(Data records)
══════
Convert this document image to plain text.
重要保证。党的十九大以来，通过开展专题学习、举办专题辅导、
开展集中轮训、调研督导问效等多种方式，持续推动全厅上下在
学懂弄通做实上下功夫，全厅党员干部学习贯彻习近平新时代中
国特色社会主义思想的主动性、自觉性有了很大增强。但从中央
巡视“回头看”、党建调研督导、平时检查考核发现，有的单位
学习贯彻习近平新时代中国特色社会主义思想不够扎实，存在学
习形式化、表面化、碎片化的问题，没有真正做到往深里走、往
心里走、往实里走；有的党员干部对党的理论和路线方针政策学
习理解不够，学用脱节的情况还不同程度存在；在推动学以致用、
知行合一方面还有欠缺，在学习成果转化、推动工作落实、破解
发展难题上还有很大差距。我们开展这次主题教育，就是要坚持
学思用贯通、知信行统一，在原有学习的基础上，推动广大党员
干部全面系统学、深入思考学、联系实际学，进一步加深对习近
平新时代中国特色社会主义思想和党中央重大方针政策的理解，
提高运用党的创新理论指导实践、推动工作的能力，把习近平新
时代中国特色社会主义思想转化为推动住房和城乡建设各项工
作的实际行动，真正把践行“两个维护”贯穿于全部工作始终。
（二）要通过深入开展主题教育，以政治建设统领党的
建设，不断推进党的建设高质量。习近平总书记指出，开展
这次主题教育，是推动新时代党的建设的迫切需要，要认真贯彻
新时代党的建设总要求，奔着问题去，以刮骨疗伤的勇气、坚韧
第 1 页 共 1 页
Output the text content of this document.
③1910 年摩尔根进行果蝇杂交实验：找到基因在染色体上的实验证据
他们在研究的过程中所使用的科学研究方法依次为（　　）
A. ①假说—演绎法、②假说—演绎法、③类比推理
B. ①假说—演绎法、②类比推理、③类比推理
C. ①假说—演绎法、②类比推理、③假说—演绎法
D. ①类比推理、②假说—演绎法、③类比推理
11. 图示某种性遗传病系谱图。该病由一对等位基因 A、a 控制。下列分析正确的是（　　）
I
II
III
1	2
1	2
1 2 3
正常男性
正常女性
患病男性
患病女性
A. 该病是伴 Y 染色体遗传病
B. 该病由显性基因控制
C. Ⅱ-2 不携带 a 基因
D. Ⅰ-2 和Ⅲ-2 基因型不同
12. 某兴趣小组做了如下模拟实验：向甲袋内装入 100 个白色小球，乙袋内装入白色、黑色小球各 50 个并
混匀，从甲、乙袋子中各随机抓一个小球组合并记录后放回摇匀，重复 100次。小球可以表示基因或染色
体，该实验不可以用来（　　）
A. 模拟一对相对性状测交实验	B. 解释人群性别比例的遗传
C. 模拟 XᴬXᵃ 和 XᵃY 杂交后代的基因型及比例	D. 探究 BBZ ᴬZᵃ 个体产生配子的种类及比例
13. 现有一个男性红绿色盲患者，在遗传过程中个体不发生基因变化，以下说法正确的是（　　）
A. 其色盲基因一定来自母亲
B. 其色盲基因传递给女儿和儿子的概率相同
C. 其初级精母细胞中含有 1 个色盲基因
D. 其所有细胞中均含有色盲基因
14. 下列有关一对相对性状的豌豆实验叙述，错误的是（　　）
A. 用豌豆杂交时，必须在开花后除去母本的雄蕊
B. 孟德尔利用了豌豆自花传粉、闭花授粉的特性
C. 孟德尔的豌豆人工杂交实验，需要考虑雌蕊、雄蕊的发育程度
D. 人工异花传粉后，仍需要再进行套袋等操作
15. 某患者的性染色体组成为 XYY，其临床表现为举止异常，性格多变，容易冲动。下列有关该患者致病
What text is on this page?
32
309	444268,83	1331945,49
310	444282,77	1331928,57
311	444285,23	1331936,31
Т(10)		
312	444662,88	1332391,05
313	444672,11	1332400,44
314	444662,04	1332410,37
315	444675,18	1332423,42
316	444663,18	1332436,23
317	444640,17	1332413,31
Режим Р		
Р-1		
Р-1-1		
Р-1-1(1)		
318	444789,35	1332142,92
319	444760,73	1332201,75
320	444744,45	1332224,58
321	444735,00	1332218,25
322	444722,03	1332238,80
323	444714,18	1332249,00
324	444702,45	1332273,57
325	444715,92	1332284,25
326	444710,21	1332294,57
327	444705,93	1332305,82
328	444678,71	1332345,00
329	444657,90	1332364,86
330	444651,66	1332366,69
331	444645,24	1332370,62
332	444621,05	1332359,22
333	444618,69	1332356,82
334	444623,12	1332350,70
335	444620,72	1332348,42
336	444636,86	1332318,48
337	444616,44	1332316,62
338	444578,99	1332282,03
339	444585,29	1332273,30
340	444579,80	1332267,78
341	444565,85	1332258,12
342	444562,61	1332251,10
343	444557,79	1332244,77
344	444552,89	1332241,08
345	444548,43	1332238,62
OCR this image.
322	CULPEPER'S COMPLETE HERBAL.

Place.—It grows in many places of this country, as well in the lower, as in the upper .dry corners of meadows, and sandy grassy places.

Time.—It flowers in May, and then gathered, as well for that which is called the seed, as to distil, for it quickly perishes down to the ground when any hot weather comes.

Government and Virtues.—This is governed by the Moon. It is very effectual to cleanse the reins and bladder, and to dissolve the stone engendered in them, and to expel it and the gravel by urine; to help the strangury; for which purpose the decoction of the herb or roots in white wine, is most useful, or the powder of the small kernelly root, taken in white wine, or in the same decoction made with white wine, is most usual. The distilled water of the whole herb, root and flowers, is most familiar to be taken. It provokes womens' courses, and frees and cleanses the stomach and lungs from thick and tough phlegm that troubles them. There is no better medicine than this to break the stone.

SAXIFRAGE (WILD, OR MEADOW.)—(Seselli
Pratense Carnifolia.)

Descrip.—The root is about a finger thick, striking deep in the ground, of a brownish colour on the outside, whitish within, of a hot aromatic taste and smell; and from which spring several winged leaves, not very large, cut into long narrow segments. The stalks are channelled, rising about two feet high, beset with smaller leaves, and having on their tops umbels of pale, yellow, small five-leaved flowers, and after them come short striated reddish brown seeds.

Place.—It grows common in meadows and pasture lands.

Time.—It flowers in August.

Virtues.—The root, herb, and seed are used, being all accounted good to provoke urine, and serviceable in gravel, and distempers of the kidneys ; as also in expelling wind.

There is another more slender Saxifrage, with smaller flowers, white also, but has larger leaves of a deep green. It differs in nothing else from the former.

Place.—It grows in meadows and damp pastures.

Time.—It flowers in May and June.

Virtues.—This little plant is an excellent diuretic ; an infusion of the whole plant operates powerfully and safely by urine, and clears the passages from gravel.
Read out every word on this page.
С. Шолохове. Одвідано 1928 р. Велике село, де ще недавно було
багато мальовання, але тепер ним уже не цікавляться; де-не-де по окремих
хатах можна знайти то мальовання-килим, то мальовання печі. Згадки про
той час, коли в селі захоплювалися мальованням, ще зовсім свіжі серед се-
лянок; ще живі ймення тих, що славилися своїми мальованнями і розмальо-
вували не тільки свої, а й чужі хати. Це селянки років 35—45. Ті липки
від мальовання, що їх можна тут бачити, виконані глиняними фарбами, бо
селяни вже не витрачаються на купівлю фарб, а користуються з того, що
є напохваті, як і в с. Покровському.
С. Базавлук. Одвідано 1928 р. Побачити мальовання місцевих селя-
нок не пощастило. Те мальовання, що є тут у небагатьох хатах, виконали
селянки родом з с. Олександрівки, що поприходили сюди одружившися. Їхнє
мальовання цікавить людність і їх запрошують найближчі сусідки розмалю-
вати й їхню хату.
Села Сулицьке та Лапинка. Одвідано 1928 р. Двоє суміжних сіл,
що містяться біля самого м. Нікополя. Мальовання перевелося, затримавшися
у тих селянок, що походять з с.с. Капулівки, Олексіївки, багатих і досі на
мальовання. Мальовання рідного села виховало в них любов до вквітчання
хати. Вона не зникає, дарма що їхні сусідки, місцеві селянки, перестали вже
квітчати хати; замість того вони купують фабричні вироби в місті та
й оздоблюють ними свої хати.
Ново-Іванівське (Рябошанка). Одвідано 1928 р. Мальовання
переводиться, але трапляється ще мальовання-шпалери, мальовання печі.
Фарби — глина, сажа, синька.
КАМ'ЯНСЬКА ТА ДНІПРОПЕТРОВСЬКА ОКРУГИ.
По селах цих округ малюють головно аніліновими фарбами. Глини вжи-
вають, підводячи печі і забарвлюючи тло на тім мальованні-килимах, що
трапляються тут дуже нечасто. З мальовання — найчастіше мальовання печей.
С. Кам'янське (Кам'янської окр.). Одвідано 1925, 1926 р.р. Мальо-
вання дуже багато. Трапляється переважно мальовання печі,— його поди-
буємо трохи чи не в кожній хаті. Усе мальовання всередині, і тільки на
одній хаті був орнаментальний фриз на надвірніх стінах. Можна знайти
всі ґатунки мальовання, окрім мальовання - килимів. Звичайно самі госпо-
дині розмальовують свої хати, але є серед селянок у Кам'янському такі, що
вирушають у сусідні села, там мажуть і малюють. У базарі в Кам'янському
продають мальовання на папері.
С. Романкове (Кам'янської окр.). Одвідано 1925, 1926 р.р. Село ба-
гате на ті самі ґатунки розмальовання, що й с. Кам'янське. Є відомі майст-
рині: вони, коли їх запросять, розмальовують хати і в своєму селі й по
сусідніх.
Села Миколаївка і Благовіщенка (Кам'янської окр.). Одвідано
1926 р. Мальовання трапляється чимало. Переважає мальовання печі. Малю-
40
══════
(DIRECTIONS FOR THIS TASK)
For the listing above, identify each line bearing "фарбами".

(WRITTEN SOLUTION)
від мальовання, що їх можна тут бачити, виконані глиняними фарбами, бо
По селах цих округ малюють головно аніліновими фарбами. Глини вжи-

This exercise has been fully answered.